Extrait du texte:
Le SNES revendique une déconnexion de l’évaluation et de l’avancement de carrière pour tous (progression au rythme le plus rapide). Cette proposition doit être réaffirmée, car mettre en concurrence les personnels dans l’attribution des promotions crée des rancœurs, compromet la qualité du service public quand le sentiment d’injustice, de non-reconnaissance du travail fait s’impose, ce qui se passe pour la hors-classe dans l’académie de Lille depuis des années confirmant que l’évaluation d’une notion aussi controversée que le « mérite » repose sur des critères et des éléments de barèmes discutables :
– retards d’inspection supérieurs à 5 ou même 10 ans par absence ou insuffisance d’IPR, ou en raison d’une distance trop éloignée de Lille de l’établissement du collègue (réduction des frais de déplacement pour les IPR aussi) ou encore de la situation familiale (congé parental, temps partiel, …) constituent autant de freins à une carrière ;
– avis reposant de plus en plus sur le travail réalisé « hors classe » : absence de « rayonnement » sanctionné, de même que l’absence de travail en équipe ou d’investissement dans un « projet » … quelle que soit par ailleurs la qualité du travail réalisé en classe et les résultats des élèves ;
– dévoiement du rôle du chef d’établissement qui s’arroge de plus en plus un droit à juger la pédagogie des collègues et les contenus enseignés (avec la bénédiction du rectorat et dans le silence assourdissant des IPR), parfois même en contradiction avec l’avis défendu par ces derniers dans les rapports d’inspection ;
– disparités fortes entre établissements et / ou disciplines : on trouve cette année une répartition très étalée de l’attribution des avis exceptionnels (de 0 à plus de 60 %), avis déterminants pour obtenir la promotion ;
– barème qui diffère d’une académie à l’autre : un certifié promu dans l’une ne le serait pas dans l’autre, le mérite serait donc à géographie variable ?

Enregistrements:
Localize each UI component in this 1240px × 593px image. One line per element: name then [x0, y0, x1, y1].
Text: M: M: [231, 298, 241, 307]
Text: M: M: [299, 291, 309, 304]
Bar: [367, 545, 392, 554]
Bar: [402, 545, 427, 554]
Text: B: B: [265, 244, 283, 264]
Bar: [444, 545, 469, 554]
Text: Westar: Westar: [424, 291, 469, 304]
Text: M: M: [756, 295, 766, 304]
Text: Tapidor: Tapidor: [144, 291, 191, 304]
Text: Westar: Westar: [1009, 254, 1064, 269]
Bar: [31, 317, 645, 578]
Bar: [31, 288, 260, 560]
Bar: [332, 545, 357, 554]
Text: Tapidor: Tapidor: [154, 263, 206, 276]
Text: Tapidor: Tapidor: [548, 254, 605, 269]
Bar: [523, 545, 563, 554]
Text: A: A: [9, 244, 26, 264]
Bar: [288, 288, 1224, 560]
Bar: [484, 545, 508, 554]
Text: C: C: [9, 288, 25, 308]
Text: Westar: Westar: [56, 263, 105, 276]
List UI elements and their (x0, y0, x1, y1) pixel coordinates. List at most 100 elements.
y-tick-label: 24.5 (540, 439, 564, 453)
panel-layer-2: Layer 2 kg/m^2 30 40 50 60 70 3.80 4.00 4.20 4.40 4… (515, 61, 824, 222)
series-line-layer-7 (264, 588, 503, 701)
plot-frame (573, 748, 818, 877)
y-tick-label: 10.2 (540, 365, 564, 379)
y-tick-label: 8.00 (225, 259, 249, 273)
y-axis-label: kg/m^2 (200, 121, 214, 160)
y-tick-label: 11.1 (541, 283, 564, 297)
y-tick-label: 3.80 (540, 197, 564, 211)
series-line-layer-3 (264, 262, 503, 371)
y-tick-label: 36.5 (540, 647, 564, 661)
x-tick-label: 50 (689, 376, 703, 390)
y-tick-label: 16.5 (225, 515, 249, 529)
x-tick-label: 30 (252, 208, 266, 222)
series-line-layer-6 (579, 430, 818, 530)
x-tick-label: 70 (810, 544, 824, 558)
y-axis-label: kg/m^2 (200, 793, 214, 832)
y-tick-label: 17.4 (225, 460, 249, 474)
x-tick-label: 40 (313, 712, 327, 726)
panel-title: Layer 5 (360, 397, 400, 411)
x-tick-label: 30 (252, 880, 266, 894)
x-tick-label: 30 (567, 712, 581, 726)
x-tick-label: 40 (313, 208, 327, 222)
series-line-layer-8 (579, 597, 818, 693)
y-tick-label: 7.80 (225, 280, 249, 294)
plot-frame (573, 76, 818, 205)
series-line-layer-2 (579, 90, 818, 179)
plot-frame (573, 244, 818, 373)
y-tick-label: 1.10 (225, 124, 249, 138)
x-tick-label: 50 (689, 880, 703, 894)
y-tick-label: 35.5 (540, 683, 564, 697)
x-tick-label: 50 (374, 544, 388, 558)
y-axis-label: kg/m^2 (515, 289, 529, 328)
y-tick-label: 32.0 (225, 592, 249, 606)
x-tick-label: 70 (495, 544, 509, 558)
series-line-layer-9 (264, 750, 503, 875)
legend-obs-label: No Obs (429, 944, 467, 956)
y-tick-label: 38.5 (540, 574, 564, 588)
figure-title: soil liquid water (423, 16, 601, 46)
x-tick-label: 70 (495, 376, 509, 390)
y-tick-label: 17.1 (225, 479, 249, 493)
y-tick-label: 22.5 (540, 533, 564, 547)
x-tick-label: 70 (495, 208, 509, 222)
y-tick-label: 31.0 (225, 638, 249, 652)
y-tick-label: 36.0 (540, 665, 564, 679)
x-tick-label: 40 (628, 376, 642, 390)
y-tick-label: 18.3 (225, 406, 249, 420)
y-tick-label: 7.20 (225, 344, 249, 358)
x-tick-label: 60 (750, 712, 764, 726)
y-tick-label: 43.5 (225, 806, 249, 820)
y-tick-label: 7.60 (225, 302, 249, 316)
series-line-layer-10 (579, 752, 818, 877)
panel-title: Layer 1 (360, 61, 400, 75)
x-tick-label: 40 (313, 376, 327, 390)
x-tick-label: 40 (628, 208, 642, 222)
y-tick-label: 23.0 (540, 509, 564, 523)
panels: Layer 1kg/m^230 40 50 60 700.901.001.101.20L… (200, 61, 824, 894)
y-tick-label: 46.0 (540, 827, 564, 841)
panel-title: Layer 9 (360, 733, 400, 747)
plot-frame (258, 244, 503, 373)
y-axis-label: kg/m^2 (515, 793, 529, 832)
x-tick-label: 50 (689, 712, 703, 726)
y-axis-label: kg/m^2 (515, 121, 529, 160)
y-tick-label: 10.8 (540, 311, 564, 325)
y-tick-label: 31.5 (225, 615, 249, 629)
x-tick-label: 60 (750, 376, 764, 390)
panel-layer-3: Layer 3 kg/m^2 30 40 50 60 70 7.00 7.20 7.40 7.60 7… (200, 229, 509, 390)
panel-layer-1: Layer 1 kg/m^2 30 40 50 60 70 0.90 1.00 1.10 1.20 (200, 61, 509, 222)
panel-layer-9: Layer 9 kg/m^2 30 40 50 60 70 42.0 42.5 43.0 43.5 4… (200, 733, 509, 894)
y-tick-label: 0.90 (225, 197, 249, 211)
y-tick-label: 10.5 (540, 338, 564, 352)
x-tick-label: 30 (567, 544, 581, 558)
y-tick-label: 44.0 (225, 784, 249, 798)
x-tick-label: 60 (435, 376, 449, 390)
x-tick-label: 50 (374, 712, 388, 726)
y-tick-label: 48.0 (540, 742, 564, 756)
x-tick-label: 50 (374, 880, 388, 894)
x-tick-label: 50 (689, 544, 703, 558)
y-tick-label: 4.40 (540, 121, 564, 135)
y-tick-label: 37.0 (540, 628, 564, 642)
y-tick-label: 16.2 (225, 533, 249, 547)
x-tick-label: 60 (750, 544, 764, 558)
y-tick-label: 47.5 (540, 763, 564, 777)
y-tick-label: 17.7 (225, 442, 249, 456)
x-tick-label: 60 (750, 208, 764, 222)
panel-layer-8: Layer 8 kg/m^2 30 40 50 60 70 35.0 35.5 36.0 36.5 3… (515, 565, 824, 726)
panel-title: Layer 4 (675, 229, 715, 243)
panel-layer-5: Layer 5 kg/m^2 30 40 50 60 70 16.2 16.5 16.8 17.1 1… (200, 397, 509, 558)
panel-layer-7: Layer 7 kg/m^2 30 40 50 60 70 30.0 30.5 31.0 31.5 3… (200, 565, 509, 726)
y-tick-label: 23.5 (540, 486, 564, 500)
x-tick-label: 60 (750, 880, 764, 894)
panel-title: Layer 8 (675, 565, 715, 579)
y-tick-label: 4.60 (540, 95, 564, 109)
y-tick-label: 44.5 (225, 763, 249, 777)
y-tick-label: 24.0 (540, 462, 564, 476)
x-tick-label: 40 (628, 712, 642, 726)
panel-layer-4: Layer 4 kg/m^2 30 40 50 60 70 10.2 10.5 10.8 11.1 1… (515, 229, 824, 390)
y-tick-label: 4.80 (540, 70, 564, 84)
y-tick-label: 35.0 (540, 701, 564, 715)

Consigne:
Relevez toutes les causes de retard d'inspection que mentionne l'extrait sur l'avancement de carrière. Les enregistrements n'ont aucun rôle ici.

Réponse:
- L'absence ou l'insuffisance d'IPR
- L'établissement du collègue trop éloigné de Lille
- La situation familiale (congé parental, temps partiel, …)